Stated goal >> Give only the number of lines where "ділянка" occurs.

Source records:
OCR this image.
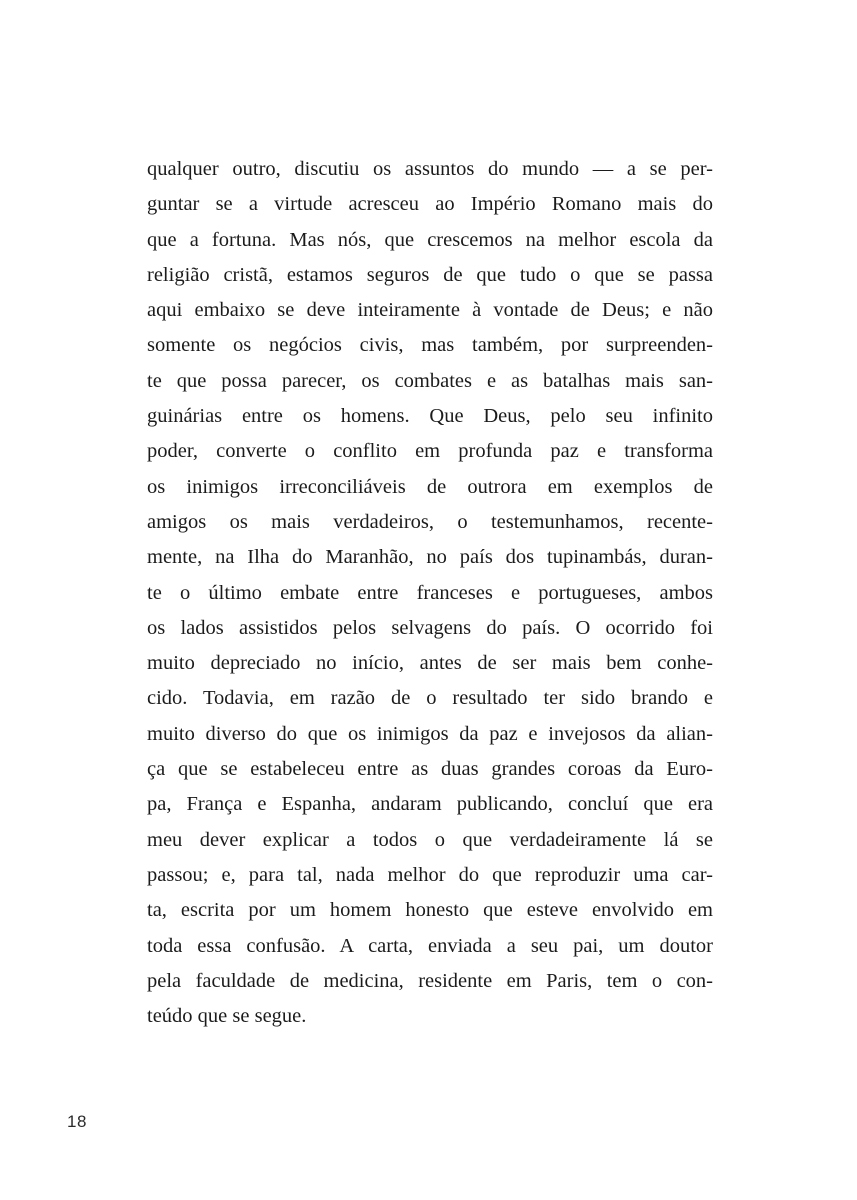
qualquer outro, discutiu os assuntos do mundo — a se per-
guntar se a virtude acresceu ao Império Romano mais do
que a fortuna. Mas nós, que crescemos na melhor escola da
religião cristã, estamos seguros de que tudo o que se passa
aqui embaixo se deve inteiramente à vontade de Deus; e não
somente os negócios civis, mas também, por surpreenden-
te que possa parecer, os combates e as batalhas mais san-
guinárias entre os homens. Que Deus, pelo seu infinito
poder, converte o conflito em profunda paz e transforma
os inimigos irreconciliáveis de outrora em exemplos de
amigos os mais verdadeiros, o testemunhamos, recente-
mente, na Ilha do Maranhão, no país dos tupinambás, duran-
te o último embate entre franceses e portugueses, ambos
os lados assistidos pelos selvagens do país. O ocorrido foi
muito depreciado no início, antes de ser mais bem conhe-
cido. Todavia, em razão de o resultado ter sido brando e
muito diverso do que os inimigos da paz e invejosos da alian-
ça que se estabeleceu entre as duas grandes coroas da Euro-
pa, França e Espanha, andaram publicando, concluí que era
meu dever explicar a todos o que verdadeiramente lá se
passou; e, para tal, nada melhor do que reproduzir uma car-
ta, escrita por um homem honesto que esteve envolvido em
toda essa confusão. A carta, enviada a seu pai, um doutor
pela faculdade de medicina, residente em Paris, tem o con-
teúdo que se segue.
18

...

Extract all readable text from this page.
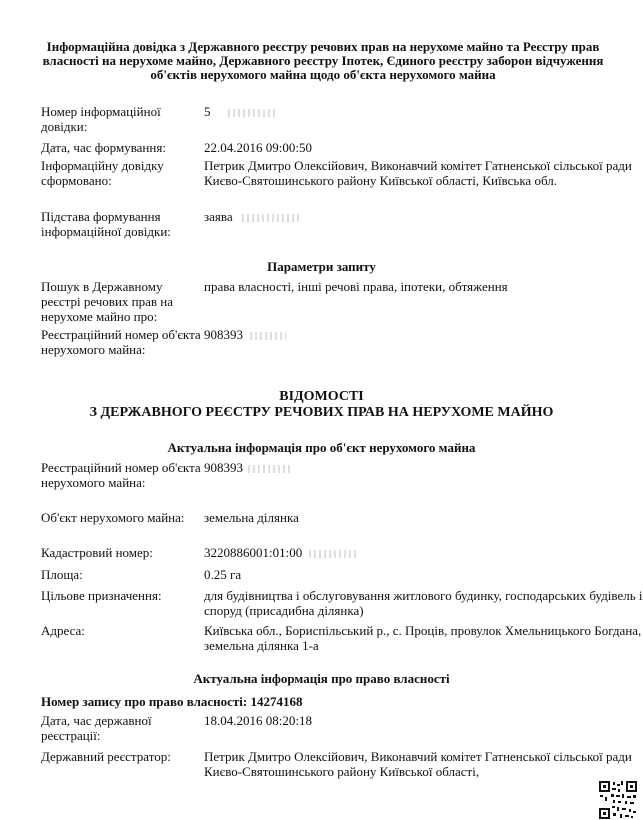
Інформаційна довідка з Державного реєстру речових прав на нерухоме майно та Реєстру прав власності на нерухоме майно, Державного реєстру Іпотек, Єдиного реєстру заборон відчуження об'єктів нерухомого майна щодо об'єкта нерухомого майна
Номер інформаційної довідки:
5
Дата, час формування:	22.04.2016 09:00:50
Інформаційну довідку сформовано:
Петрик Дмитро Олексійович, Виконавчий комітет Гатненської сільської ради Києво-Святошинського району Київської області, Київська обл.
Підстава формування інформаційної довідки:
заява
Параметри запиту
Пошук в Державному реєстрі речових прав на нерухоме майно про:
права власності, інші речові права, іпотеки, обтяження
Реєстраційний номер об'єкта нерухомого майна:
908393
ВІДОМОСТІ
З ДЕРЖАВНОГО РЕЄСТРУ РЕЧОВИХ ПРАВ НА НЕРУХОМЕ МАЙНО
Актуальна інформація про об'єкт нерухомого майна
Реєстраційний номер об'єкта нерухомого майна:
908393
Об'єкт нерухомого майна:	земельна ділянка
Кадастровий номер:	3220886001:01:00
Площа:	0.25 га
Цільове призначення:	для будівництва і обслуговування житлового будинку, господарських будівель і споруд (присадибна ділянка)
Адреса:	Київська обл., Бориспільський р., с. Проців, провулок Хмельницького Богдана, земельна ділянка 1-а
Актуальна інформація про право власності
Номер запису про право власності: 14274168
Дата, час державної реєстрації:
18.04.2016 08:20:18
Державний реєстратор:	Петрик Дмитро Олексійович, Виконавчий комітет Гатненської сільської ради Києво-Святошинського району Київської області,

* * *

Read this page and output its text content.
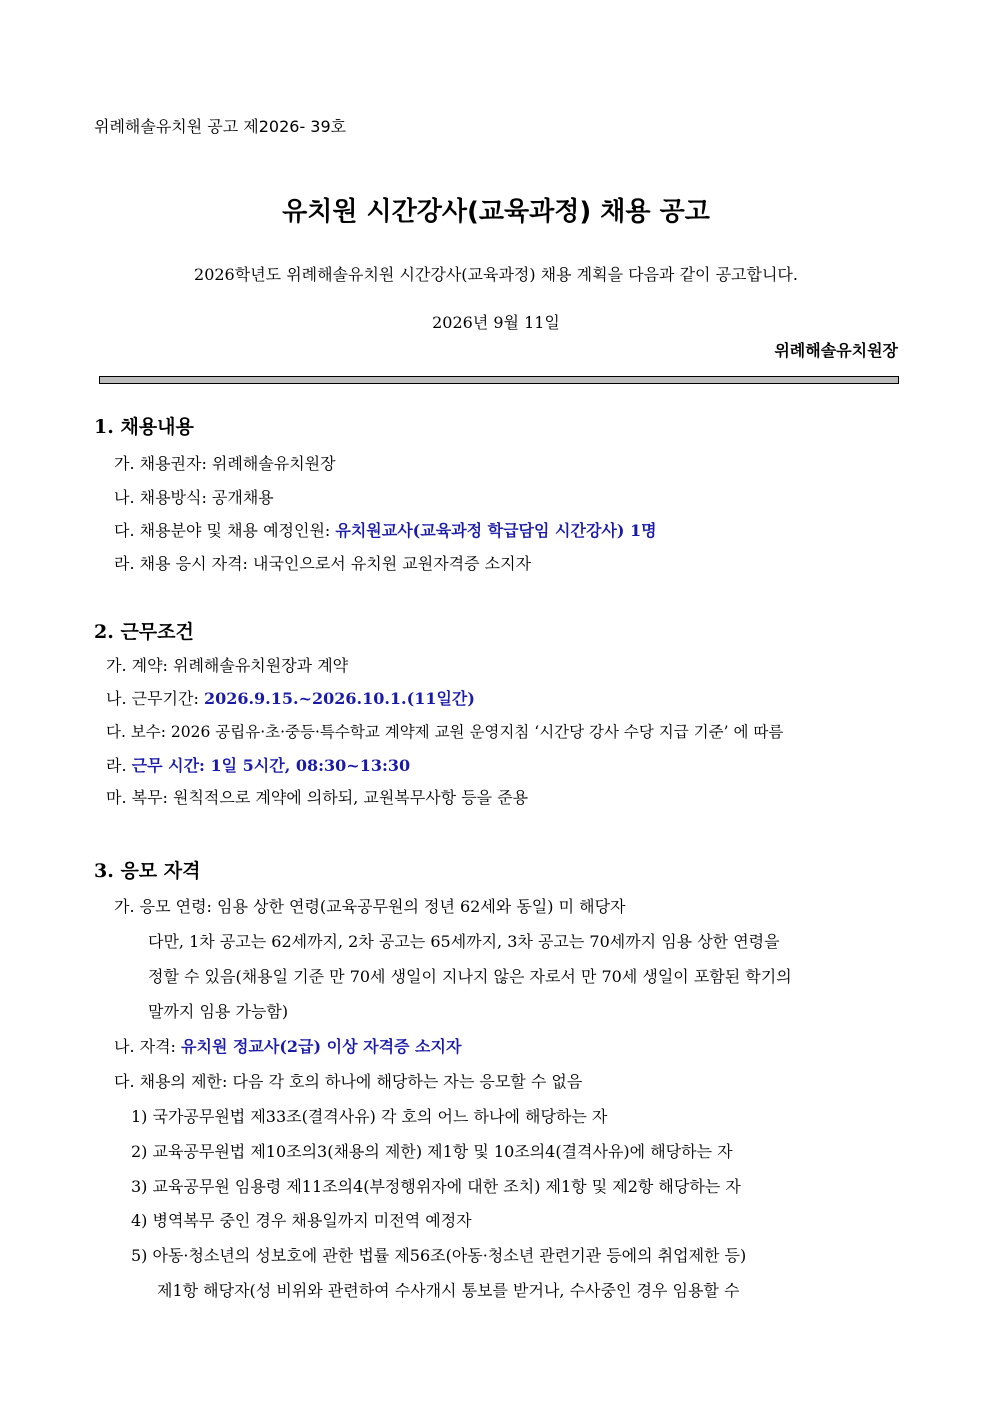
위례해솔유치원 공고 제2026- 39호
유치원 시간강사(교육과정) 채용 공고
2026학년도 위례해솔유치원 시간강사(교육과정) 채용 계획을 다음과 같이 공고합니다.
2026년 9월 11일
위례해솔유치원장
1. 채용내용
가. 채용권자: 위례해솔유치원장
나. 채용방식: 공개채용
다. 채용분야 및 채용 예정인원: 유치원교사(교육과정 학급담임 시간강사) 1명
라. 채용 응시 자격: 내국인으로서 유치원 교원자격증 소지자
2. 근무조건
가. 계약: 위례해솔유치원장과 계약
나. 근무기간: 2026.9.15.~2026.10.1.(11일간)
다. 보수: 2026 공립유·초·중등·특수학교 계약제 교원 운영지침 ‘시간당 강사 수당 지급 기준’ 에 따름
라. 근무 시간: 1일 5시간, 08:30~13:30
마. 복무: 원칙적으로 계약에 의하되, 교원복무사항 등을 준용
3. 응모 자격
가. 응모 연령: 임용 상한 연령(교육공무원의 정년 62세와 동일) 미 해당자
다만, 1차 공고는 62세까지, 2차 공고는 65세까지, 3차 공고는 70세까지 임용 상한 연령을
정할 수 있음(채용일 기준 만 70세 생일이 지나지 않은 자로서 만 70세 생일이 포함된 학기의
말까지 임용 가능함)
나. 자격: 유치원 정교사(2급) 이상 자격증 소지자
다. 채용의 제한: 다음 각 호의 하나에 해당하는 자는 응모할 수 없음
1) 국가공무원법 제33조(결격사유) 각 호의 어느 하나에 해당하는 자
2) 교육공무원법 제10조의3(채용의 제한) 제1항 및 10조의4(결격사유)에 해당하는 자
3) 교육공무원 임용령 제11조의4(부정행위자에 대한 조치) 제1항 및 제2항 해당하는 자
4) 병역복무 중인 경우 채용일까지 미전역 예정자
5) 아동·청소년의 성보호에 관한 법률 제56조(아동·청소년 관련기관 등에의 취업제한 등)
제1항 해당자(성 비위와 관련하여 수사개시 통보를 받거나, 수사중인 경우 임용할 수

Result of the exercise >> 3